* **Stated task**: Lines holding the string "true" are the ones to copy from this listing.

# START OF Records provided

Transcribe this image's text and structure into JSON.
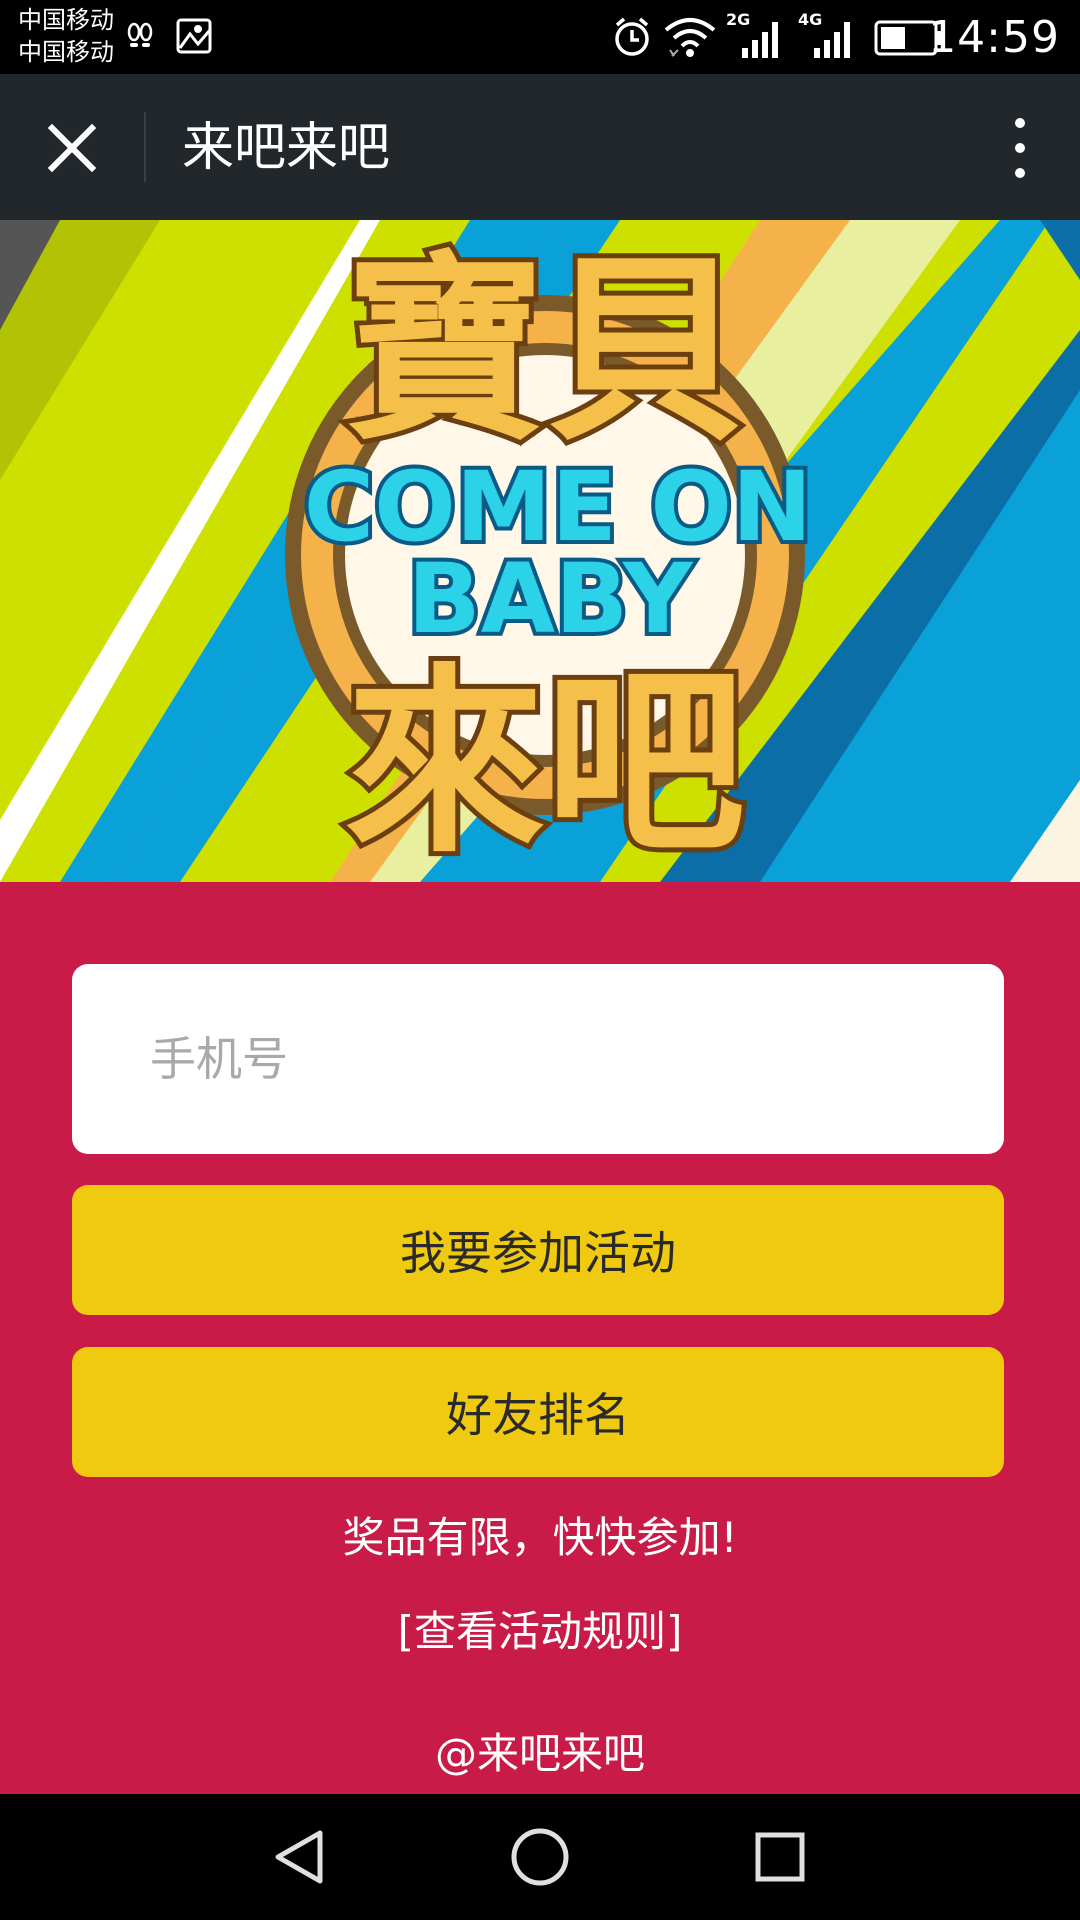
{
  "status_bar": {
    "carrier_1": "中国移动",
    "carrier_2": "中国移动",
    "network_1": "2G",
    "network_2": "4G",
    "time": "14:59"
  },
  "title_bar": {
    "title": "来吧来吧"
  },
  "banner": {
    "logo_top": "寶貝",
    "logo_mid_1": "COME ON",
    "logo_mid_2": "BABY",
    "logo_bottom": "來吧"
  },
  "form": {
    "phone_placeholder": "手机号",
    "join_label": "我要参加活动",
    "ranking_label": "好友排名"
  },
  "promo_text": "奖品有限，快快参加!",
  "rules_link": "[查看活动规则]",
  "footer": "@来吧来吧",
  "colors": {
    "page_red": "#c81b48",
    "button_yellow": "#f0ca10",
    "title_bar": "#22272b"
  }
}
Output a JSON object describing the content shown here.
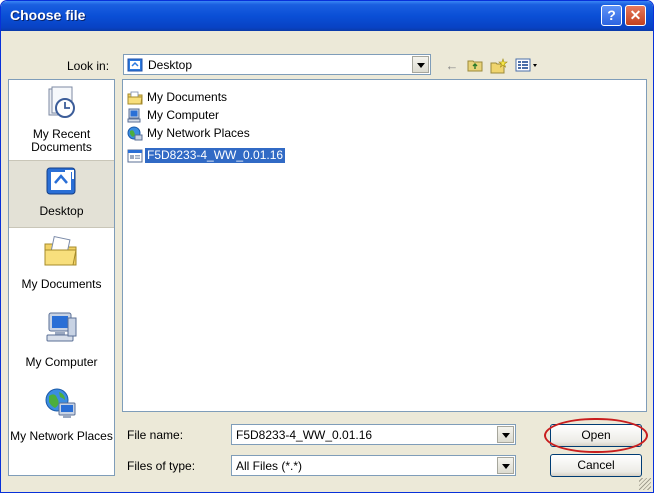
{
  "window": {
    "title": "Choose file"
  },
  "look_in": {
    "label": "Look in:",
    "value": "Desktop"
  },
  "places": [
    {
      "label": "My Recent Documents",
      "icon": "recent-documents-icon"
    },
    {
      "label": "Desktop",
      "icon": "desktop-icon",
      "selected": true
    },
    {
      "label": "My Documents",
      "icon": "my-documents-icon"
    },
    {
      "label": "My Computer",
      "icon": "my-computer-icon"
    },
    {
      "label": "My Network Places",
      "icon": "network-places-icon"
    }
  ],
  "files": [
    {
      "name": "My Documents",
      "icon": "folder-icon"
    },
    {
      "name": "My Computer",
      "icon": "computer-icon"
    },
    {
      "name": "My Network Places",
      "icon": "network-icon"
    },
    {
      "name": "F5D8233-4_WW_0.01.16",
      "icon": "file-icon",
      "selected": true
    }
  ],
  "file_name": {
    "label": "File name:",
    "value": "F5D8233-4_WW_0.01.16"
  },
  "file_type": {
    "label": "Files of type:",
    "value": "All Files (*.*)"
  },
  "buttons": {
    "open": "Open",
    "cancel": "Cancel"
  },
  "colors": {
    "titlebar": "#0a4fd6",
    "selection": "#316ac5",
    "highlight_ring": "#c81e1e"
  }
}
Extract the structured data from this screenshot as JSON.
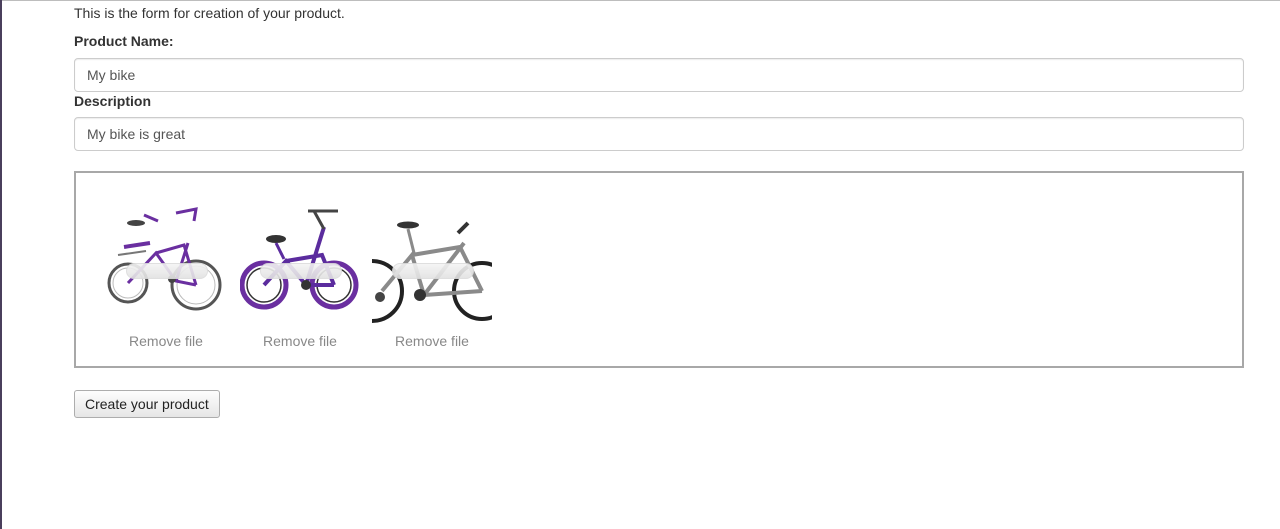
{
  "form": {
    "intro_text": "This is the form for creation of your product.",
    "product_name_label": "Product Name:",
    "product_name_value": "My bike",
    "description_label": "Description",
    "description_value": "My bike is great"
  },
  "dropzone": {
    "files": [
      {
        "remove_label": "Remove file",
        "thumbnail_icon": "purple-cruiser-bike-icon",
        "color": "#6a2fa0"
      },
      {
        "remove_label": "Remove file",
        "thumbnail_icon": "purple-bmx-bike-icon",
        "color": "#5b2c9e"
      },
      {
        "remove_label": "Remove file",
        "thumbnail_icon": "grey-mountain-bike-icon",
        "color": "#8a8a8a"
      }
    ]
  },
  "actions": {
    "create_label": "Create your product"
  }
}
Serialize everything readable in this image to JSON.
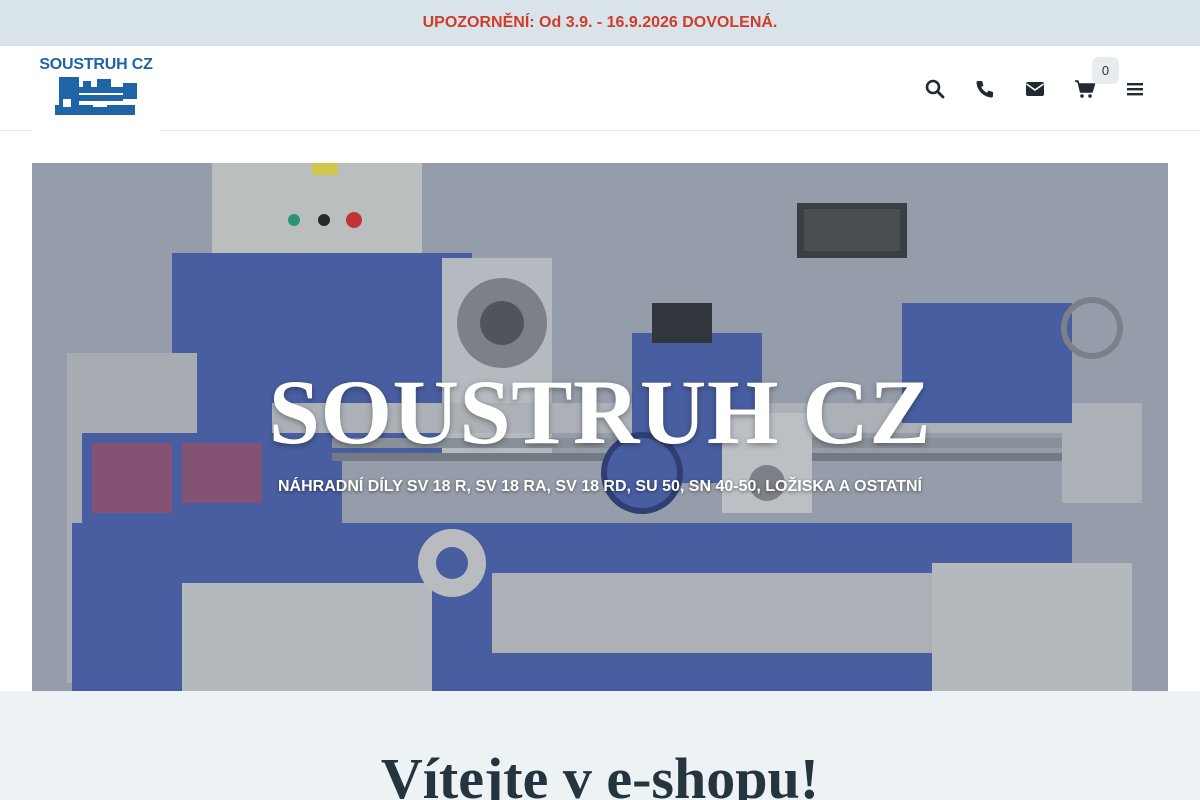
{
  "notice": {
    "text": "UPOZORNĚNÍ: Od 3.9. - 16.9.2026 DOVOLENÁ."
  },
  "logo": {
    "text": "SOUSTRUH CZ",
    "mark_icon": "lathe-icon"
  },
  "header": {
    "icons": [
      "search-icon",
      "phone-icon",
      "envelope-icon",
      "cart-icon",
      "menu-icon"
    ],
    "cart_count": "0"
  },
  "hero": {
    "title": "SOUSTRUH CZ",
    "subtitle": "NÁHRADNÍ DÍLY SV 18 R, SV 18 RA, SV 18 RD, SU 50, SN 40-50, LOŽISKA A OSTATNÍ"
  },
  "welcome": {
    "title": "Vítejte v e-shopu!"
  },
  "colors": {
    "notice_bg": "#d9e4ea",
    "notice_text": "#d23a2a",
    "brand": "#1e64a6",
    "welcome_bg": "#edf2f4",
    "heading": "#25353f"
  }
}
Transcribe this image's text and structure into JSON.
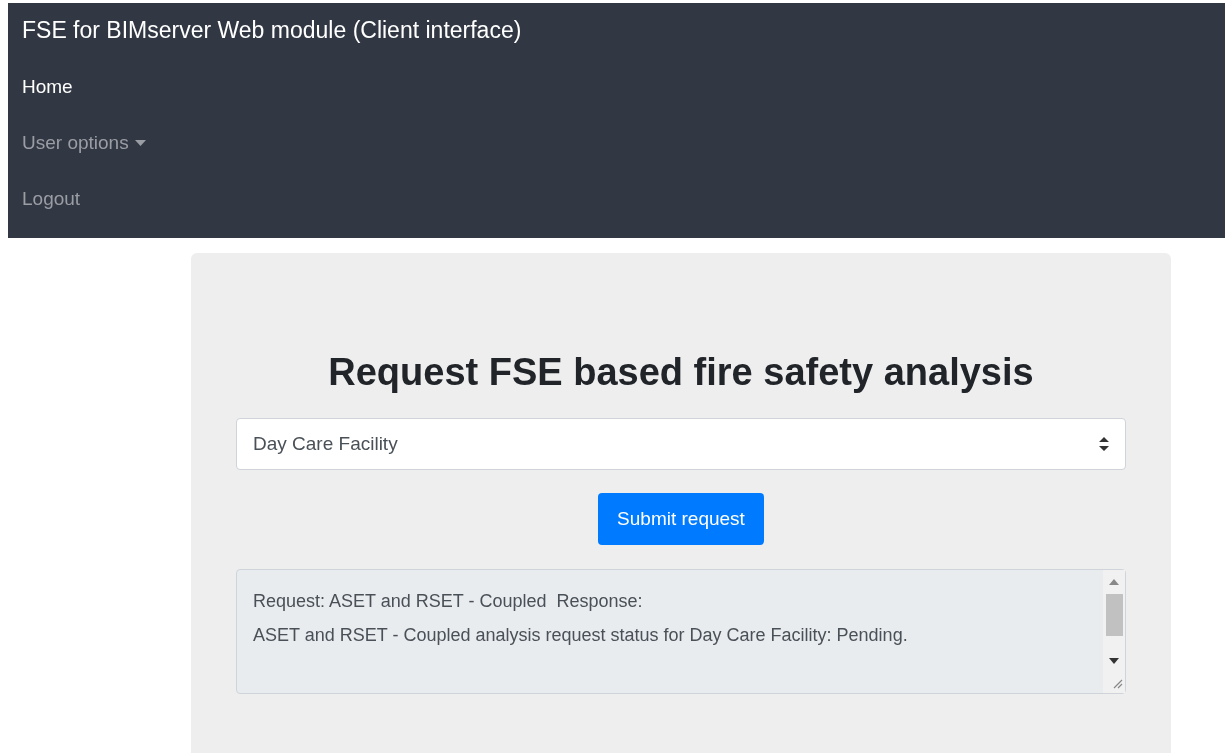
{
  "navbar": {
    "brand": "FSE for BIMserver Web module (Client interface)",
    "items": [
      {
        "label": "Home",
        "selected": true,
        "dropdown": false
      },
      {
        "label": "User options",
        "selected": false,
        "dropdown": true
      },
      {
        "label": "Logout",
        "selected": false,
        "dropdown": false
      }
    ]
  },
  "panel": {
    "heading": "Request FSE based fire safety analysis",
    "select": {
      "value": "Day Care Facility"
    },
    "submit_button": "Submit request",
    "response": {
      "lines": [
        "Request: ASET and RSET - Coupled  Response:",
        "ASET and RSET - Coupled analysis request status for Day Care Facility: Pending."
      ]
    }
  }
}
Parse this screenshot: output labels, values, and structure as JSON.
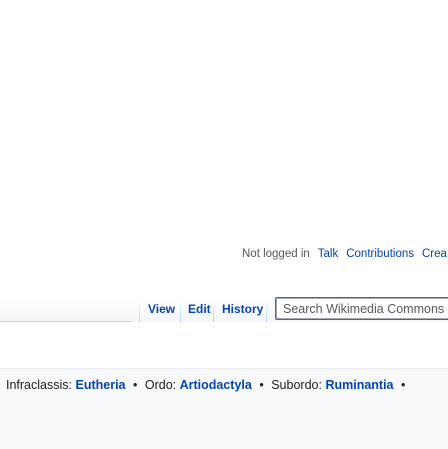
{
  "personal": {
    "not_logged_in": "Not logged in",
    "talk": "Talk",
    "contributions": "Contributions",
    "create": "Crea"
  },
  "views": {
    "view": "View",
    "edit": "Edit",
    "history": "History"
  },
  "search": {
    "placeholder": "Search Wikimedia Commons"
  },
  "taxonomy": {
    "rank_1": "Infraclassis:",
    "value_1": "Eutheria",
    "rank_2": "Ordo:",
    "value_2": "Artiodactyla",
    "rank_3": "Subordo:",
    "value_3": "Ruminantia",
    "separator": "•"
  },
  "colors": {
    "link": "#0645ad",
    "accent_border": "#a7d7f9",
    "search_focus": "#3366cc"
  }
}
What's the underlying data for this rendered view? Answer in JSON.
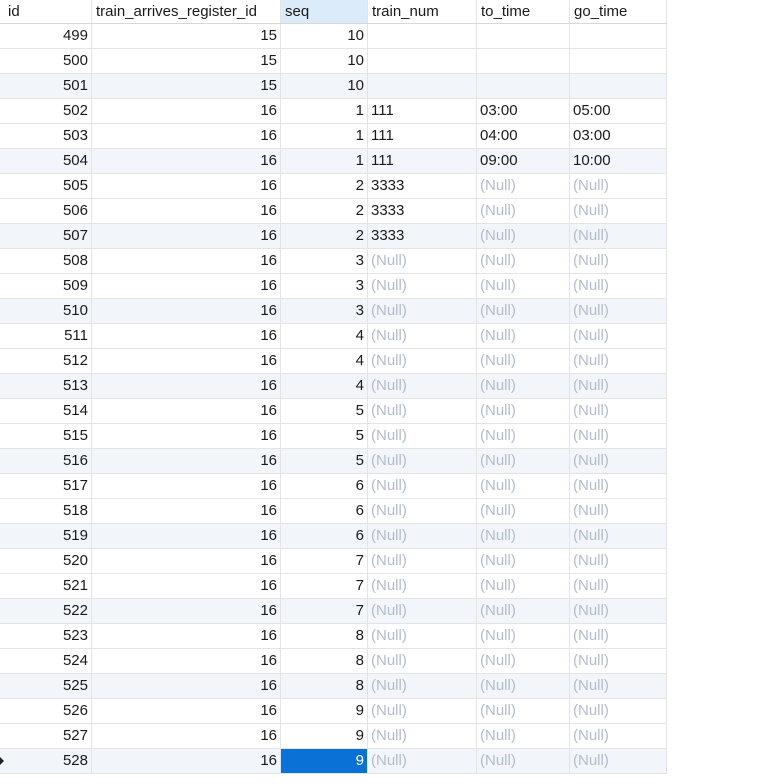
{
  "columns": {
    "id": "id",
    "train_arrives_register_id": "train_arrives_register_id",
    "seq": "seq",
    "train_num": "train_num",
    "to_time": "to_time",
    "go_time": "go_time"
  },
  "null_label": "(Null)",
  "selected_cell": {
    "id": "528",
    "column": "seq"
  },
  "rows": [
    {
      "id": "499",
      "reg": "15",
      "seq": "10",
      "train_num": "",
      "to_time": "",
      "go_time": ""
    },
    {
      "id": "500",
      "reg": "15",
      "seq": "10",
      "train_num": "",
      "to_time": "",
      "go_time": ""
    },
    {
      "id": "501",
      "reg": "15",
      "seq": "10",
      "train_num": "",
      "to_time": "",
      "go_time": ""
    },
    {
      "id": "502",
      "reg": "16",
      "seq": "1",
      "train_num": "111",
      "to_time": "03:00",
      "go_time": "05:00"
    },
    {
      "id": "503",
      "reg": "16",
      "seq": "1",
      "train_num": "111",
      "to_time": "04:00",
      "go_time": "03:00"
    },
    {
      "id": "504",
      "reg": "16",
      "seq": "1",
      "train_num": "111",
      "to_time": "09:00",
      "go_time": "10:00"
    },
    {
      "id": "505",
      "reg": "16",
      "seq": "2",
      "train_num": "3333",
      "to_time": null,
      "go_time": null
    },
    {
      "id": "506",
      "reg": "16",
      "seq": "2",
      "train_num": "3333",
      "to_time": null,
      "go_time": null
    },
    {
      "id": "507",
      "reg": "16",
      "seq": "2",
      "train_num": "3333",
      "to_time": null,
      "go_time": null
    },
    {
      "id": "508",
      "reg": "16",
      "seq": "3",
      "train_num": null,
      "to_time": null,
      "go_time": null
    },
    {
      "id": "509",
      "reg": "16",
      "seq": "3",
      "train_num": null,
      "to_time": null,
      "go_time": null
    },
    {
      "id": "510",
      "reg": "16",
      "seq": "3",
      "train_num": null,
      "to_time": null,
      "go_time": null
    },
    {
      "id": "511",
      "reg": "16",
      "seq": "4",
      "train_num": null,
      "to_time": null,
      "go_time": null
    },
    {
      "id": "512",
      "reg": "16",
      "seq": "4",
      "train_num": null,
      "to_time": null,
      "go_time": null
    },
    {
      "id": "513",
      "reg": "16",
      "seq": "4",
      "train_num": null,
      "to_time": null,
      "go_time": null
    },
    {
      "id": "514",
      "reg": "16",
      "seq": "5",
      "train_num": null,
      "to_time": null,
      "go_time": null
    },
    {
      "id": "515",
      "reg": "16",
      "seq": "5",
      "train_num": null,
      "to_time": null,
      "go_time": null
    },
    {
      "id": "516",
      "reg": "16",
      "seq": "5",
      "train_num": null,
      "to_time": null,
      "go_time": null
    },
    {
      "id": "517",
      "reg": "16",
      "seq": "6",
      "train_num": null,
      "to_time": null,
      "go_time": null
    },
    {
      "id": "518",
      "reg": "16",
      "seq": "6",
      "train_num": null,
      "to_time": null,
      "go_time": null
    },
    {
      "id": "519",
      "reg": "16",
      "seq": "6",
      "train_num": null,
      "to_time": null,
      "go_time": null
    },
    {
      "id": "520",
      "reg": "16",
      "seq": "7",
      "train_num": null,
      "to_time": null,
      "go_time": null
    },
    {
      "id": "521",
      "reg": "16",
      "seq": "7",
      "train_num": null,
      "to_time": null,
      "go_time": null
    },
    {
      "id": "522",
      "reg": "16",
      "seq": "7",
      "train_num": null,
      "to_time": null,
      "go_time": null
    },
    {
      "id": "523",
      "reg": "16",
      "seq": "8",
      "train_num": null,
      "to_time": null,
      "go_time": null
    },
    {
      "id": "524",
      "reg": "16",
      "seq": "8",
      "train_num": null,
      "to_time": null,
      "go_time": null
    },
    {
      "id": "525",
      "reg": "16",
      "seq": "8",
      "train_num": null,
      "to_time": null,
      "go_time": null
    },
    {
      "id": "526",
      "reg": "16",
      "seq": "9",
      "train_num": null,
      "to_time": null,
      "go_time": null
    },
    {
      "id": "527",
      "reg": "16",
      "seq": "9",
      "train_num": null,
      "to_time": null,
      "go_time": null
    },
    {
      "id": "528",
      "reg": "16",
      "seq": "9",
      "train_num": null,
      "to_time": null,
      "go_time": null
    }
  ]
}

# END OF Records provided

* **Solution for this task**:
      "selected": true
      "selected": true
        "selected": true,
        "dropdown": true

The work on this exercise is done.